■ **Excerpt to read**:
=====

Veridium, whose plan to issue the so-called verde was revealed last year, isn’t the first token-related project to land IBM as a partner, but it could prove to be one of the most consequential.

Their collaboration also builds on IBM’s previous relationship with Stellar, which was unveiled last October with a cross-border payments initiative that used Stellar’s lumens token as a medium of exchange.

Veridium’s verde token runs on the Stellar network and is backed by Triple Gold REDD+ credits, or carbon credits issued by a company called Infinite Earth. Infinite Earth oversees the Rimba Raya Biodiversity Reserve, a 64,000-hectare-large area in Borneo. The reserve serves as the “natural capital” for the carbon credits and is home to a number of endangered species.

At the heart of the carbon credit concept is the idea that real change can be affected by relying on market forces to push down the total amount of pollutive materials companies produce. The credits, which companies can purchase, function as a kind of tradeable permit, each worth a ton of carbon.

REDD is short for Reducing Emission from Deforestation and Forest Degradation, and it focuses squarely on the carbon emissions created by deforestation. More than 60 countries are party to the REDD framework, spread across the Asia-Pacific region, Africa and South America.

Yet according to Todd Lemons, a co-founder and the CEO of Veridium, the process of actually measuring the carbon impact of each foot of forest can be cumbersome. In the company’s years of work, there was always a need for a different tool to streamline the process and improve transparency, Lemons said.

And that’s where blockchain comes in, he said.

“We’ve developed a new set of protocols to take a completely different approach, to create a set of calculations that measure the footprint per dollar. So that set of protocols is being codified into the verde token,” Lemons told CoinDesk, going on to say of the token:

“It represents the underlying asset, the environment asset, as well as completely automates the carbon accounting and offsetting process to make it infinitely more consumable for companies to be able to integrate that into their transactions.”

Carbon on the blockchain

Running on the Stellar network allows for some key benefits, according to Jared Klee, blockchain offering manager for IBM and the company’s point person on the initiative.

=====

■ **Information given**:
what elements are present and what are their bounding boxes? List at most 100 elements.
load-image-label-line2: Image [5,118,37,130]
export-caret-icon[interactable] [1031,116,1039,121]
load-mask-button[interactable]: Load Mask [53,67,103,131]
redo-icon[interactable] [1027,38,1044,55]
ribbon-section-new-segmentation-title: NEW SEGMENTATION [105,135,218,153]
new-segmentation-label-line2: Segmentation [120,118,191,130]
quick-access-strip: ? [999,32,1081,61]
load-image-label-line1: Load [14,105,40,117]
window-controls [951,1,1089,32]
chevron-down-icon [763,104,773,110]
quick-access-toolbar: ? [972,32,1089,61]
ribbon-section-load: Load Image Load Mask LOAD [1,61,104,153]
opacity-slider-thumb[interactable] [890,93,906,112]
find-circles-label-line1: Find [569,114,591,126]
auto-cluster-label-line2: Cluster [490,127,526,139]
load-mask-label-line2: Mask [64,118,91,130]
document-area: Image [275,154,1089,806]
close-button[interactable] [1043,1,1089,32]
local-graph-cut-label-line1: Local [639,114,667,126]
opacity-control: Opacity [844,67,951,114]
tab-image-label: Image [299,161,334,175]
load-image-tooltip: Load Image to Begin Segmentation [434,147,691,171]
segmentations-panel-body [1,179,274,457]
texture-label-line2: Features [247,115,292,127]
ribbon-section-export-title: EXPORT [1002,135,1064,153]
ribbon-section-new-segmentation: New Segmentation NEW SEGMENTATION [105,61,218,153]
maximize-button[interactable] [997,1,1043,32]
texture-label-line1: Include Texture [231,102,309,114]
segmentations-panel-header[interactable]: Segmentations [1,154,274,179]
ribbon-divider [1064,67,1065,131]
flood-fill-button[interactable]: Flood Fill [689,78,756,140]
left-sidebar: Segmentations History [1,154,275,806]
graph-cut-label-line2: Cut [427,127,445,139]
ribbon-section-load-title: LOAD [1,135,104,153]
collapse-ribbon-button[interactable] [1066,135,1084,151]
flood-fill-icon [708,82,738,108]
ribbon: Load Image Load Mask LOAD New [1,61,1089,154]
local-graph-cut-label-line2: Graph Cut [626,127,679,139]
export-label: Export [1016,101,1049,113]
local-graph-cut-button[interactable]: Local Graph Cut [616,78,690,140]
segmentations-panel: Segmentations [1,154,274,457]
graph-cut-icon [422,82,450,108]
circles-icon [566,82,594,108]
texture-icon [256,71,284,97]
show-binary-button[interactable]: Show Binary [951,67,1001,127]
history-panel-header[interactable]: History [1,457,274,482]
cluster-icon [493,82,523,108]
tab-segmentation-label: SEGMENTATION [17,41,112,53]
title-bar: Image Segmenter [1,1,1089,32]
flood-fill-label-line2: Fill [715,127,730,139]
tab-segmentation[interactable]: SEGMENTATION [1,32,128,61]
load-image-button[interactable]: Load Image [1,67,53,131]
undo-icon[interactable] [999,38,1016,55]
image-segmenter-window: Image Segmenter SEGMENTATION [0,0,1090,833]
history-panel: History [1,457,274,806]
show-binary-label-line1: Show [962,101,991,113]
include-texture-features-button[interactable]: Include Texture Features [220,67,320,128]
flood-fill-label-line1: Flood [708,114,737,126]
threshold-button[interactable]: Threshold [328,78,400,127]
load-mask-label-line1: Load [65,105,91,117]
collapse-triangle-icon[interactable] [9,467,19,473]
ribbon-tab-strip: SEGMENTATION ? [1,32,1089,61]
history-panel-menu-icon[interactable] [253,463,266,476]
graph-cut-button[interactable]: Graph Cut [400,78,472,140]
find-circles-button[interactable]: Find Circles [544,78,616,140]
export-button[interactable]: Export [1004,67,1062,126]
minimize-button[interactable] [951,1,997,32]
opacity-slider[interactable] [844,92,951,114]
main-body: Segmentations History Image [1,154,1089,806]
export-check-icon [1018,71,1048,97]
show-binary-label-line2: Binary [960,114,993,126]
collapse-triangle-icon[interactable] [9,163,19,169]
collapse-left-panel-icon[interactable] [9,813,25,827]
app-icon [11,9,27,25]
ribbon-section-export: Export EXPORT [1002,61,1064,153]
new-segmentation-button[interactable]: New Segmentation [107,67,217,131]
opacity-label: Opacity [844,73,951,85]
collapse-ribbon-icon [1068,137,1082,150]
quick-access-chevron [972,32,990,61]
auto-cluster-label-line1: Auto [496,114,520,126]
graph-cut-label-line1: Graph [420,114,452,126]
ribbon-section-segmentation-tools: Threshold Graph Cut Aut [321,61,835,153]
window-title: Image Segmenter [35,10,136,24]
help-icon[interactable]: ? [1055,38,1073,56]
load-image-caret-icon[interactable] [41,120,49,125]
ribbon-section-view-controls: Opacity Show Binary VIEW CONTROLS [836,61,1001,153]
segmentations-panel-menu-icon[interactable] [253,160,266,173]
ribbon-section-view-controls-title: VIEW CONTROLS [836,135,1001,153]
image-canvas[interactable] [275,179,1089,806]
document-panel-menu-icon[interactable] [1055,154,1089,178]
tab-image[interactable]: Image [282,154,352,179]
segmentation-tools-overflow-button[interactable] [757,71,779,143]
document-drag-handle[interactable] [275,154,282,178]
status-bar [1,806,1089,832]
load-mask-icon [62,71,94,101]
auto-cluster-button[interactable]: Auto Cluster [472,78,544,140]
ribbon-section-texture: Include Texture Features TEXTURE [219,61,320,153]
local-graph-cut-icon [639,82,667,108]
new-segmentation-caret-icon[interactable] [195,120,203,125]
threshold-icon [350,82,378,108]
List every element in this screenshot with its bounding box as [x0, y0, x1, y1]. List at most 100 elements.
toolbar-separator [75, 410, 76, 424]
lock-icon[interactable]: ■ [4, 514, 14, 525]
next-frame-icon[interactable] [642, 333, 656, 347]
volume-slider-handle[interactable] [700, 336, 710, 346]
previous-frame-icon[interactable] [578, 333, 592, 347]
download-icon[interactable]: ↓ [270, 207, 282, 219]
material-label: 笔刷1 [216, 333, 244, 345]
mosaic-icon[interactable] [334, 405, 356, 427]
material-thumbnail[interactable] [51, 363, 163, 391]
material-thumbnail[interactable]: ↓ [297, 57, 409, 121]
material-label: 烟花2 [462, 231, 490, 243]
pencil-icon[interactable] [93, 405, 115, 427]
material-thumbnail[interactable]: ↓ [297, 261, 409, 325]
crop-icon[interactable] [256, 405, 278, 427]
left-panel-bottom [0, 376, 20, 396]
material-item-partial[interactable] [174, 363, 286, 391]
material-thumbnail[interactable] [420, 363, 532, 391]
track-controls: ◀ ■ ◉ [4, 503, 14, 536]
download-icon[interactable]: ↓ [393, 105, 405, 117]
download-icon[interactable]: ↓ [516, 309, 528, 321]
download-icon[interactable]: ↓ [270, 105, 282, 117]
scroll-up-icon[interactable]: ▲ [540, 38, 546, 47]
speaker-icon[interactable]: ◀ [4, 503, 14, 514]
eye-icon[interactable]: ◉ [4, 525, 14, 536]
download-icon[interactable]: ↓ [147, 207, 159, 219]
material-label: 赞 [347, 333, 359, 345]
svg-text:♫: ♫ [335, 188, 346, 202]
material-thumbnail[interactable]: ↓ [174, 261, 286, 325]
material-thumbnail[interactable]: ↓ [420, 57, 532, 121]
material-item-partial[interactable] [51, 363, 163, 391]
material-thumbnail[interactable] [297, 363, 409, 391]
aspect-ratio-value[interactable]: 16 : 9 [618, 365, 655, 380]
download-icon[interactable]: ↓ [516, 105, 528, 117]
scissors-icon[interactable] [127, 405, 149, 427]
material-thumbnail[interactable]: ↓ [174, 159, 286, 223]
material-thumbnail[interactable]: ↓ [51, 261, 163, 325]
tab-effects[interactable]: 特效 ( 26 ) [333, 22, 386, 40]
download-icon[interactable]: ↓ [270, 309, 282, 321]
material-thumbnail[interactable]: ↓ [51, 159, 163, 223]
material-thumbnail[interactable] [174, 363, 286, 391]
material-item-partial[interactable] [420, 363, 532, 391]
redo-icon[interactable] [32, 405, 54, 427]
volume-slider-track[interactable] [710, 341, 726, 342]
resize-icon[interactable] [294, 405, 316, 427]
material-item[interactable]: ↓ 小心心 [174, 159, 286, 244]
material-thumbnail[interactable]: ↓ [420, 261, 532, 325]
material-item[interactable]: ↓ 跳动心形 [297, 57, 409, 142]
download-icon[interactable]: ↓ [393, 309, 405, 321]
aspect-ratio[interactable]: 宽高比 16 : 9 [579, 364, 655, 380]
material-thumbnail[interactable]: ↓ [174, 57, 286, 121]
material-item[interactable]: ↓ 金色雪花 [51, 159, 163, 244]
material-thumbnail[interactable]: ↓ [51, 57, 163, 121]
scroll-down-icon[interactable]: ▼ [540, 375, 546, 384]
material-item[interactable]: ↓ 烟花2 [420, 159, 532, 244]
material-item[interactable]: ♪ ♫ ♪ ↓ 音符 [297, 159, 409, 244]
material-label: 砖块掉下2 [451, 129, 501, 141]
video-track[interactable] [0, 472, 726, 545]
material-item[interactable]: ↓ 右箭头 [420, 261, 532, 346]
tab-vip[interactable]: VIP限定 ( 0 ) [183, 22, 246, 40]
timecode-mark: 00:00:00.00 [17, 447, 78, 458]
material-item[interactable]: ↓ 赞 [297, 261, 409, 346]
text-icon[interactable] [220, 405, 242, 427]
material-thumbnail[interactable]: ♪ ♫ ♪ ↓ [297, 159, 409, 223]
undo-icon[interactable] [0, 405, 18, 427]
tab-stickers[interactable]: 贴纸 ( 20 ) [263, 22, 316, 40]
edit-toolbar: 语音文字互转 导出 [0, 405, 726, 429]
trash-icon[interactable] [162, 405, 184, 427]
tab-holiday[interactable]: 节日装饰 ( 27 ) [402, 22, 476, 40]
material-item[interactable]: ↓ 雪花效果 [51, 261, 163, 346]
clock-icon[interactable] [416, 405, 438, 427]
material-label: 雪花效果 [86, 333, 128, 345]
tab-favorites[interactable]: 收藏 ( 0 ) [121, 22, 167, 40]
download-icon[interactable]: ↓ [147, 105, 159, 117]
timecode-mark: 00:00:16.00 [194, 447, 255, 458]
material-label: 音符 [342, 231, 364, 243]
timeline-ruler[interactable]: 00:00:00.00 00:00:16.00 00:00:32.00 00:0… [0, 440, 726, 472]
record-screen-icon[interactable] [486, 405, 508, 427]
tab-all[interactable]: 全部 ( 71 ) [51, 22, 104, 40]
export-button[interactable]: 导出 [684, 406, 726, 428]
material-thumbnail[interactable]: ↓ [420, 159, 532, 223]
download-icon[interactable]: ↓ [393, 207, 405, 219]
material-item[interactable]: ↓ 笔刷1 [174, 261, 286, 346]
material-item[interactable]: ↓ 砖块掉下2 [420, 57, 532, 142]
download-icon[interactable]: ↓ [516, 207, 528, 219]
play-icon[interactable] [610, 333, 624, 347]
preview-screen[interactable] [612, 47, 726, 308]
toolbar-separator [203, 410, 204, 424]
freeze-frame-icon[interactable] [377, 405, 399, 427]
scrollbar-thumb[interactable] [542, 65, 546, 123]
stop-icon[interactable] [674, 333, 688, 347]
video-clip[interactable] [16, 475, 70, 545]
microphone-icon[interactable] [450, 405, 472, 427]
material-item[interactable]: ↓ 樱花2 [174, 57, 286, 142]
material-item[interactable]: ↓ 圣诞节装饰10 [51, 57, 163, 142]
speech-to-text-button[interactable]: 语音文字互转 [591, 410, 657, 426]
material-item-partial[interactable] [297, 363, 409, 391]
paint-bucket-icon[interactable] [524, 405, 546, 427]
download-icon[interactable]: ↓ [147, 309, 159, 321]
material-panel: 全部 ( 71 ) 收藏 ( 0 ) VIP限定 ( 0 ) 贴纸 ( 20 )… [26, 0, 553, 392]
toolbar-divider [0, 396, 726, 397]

=====

■ **Task set**:
A) Name every geographic place or region mentioned in the article on the verde token.
B) Reproduce everything in the article on the verde token from "Yet according to" down to "transparency, Lemons said.", without any change.

■ **Results of the tasks**:
A)
- Rimba Raya Biodiversity Reserve
- Borneo
- Asia-Pacific region
- Africa
- South America

B)
Yet according to Todd Lemons, a co-founder and the CEO of Veridium, the process of actually measuring the carbon impact of each foot of forest can be cumbersome. In the company’s years of work, there was always a need for a different tool to streamline the process and improve transparency, Lemons said.